__EXERCISE A__. In the mailing list message below about the record identical operator, what does Robert Haas say Kevin uses the binary-identical comparison to decide?

__SOURCE EXTRACT__.
** start **

Re: record identical operator - Mailing list pgsql-hackers

From Robert Haas
Subject Re: record identical operator
Date
Msg-id CA+Tgmoar70E+oQGnQvJUBUP37_0dKCaz4nm-us9PNu6cbDRGNA@mail.gmail.com
Whole thread Raw
In response to Re: record identical operator  (Stephen Frost <sfrost@snowman.net>)
Responses Re: record identical operator
Re: record identical operator
List pgsql-hackers
On Mon, Sep 23, 2013 at 1:19 PM, Stephen Frost <sfrost@snowman.net> wrote:
> So I've gathered and I'm not terribly surprised that it's broken.  It
> was unfortunate that we committed it as such, imv.  I'm *not* convinced
> that means we should build on that in a direction that doesn't appear to
> be getting us any closer to real matviews.  Being in master doesn't make
> it released.
>
>> This is an improvement
>> over what is available in 9.3, because even though you still have to
>> rerun the full query, you don't have to lock out access to the table
>> in order to apply the changes.
>
> I see how you can view it as an improvement, but consider what you'd say
> if a user showed up on IRC wanting to implement *exactly* this in their
> DB using a cronjob and a bit of plpgsql.  Would we encourage him/her and
> say "gee, that's a great approach, just compare the whole row!"  Heck
> no, we'd say "uhh, you need a key there that you can depend on when
> you're doing your updates."  We'd probably even suggest that they, I
> dunno, make that key their *primary key* for the matview.  If they asked
> what would happen with their little plpgsql code when using citext or
> other, similar, type, we'd tell them exactly what would happen when
> using such a type with regular updates, and maybe even describe how they
> could get themselves into trouble if they tried to issue updates which
> changed those key fields and therefore run into possible lock contention
> from the unique index on values-that-are-not-really-unique-to-them.
>
> I can't see anyone encouraging that and here we are building a major new
> feature on it!  To be honest, I'm amazed that I appear to be alone with
> this.

I've written various scripts over the years for this kind of thing,
and they all compared the whole row.  I used a PK comparison to
determine which row needed to be updated and then compared the
remaining fields to figure out which values needed to be updated.  I
had assumed that's how most people did it; what do you do?

Anyway, that is exactly what Kevin is proposing to do here and, to be
clear, he's NOT proposing to use the binary-identical semantics to
identify the row to be updated.  That will happen using the semantics
of whatever index the user chooses to create on the PK column.
Rather, he's only using the binary-identical to decide which rows are
completely unchanged.  I might be wrong here, but it seems to me that
that renders most of your argument here moot. Under Kevin's proposal,
changing a citext column that acts as a PK for the matview WON'T cause
the row to be deleted and reinserted, but what it will do is say, oh,
it's the same row (the values are equal) but the case is different
(the rows are not binary-equal), let me go update the PK column with
the new value.  From where I stand, that seems like exactly the right
behavior.  What do you think should happen instead?

** end **

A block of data
** start **

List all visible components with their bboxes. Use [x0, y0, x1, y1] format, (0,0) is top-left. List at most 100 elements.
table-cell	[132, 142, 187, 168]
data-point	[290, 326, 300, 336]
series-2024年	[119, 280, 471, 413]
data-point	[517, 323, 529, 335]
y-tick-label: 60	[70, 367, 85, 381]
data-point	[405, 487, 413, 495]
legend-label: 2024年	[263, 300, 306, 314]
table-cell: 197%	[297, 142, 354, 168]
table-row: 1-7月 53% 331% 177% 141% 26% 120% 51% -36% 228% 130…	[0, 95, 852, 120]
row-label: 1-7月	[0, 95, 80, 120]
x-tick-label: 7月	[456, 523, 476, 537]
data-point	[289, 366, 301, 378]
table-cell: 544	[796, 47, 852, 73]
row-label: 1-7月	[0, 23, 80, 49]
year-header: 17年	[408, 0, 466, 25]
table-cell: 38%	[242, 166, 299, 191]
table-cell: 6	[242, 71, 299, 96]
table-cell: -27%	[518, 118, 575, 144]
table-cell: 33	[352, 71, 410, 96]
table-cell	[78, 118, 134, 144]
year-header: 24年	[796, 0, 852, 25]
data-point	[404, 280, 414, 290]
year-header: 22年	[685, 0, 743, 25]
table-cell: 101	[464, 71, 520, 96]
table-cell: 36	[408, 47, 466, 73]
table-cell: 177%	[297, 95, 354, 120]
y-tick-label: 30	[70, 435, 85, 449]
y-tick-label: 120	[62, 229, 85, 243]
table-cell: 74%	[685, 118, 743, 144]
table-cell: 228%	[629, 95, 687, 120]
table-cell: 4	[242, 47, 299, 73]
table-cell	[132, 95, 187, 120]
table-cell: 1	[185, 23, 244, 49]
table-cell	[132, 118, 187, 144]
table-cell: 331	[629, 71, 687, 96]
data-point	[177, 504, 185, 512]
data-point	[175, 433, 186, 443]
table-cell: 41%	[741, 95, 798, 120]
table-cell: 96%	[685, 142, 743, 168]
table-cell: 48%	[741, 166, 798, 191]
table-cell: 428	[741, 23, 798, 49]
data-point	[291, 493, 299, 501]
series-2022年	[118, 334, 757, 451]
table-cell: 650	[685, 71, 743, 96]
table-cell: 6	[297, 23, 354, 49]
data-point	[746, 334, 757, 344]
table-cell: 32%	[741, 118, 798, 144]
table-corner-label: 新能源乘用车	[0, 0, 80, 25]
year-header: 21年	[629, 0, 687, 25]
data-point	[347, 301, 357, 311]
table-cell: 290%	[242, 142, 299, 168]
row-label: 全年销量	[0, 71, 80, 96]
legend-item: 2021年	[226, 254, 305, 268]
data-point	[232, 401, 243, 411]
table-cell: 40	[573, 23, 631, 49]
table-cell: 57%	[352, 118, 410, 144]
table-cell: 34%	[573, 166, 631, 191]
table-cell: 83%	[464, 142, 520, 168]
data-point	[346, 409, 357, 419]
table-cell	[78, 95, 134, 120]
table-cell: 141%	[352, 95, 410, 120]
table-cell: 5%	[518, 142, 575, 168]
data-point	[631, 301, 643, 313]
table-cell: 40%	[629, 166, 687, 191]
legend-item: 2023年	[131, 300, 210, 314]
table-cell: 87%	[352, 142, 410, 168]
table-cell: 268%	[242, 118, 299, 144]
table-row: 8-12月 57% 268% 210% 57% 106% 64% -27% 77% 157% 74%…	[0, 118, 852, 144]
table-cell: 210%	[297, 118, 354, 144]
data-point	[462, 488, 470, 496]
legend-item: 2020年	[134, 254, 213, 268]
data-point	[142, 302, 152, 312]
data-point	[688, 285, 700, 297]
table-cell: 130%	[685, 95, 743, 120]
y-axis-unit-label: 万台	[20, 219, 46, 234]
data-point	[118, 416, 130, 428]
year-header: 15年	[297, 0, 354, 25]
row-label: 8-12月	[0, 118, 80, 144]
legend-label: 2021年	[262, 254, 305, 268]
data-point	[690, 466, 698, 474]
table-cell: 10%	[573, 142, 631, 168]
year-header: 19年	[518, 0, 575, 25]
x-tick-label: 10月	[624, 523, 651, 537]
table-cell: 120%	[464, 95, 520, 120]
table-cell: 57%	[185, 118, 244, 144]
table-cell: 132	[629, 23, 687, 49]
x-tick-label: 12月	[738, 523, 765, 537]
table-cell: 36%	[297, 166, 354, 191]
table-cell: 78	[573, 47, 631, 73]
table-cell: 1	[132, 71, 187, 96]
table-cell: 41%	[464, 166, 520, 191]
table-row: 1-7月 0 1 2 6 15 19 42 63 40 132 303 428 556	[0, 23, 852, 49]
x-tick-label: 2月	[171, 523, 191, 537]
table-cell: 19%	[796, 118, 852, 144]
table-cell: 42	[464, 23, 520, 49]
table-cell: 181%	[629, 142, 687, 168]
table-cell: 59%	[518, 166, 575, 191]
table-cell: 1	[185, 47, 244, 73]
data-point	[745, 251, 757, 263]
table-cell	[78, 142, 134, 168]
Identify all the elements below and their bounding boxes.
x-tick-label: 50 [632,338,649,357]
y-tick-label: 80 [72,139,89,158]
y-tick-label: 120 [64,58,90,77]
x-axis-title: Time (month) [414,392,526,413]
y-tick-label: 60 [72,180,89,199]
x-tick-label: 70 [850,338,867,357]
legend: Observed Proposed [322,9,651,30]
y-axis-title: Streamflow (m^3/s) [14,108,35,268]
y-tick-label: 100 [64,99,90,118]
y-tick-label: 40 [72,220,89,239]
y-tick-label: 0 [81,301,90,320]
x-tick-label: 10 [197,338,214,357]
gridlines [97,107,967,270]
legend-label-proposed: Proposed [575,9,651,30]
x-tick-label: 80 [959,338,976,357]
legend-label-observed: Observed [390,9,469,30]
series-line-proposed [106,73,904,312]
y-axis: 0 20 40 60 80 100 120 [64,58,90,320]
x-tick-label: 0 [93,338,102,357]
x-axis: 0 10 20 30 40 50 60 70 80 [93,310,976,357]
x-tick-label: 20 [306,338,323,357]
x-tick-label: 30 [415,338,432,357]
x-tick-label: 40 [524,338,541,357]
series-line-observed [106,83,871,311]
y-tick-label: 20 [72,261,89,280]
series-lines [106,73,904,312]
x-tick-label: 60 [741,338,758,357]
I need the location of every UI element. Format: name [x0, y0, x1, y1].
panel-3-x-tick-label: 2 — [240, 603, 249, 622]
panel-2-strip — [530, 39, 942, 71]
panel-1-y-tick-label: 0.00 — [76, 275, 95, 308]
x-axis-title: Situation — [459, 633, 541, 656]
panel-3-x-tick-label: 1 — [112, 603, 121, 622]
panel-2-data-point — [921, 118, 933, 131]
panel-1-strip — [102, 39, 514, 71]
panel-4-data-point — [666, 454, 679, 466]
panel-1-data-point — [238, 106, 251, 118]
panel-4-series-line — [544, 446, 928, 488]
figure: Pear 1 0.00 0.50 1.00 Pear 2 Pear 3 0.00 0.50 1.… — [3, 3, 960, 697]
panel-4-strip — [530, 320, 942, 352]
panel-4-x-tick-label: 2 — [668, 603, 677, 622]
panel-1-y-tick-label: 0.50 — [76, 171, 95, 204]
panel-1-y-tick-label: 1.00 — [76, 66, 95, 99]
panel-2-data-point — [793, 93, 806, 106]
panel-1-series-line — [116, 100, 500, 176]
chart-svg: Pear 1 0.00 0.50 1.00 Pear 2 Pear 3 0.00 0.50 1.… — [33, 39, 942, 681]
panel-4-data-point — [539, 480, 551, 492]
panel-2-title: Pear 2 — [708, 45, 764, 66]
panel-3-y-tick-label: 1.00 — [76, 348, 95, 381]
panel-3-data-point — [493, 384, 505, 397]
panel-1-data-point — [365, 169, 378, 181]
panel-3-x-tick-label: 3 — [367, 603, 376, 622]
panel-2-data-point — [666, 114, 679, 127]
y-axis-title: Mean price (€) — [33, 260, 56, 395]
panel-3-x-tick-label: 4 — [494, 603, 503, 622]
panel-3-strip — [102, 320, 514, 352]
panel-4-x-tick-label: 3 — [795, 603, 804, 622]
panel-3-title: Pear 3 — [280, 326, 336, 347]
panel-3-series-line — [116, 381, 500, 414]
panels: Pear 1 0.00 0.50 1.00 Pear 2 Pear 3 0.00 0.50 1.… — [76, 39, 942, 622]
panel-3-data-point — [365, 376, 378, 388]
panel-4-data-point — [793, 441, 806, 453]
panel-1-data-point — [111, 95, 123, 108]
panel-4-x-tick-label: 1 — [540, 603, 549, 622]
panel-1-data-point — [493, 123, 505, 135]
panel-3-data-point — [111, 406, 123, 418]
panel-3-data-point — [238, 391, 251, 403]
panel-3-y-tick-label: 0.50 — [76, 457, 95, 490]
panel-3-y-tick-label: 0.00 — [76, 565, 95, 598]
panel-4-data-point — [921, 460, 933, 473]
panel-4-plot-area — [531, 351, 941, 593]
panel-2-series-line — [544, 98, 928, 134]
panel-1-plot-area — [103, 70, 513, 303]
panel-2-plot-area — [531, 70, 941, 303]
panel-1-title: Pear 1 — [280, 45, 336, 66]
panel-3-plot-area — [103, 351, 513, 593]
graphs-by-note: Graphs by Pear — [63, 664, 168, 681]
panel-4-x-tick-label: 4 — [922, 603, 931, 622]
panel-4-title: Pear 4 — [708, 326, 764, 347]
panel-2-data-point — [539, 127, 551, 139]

** end **

__EXERCISE B__. Copy the listing above line for line, beginning with its first line and stopping after the line that contains "142, 354, 168]".

__WORKED ANSWER A__. Which rows are completely unchanged.

__WORKED ANSWER B__.
List all visible components with their bboxes. Use [x0, y0, x1, y1] format, (0,0) is top-left. List at most 100 elements.
table-cell	[132, 142, 187, 168]
data-point	[290, 326, 300, 336]
series-2024年	[119, 280, 471, 413]
data-point	[517, 323, 529, 335]
y-tick-label: 60	[70, 367, 85, 381]
data-point	[405, 487, 413, 495]
legend-label: 2024年	[263, 300, 306, 314]
table-cell: 197%	[297, 142, 354, 168]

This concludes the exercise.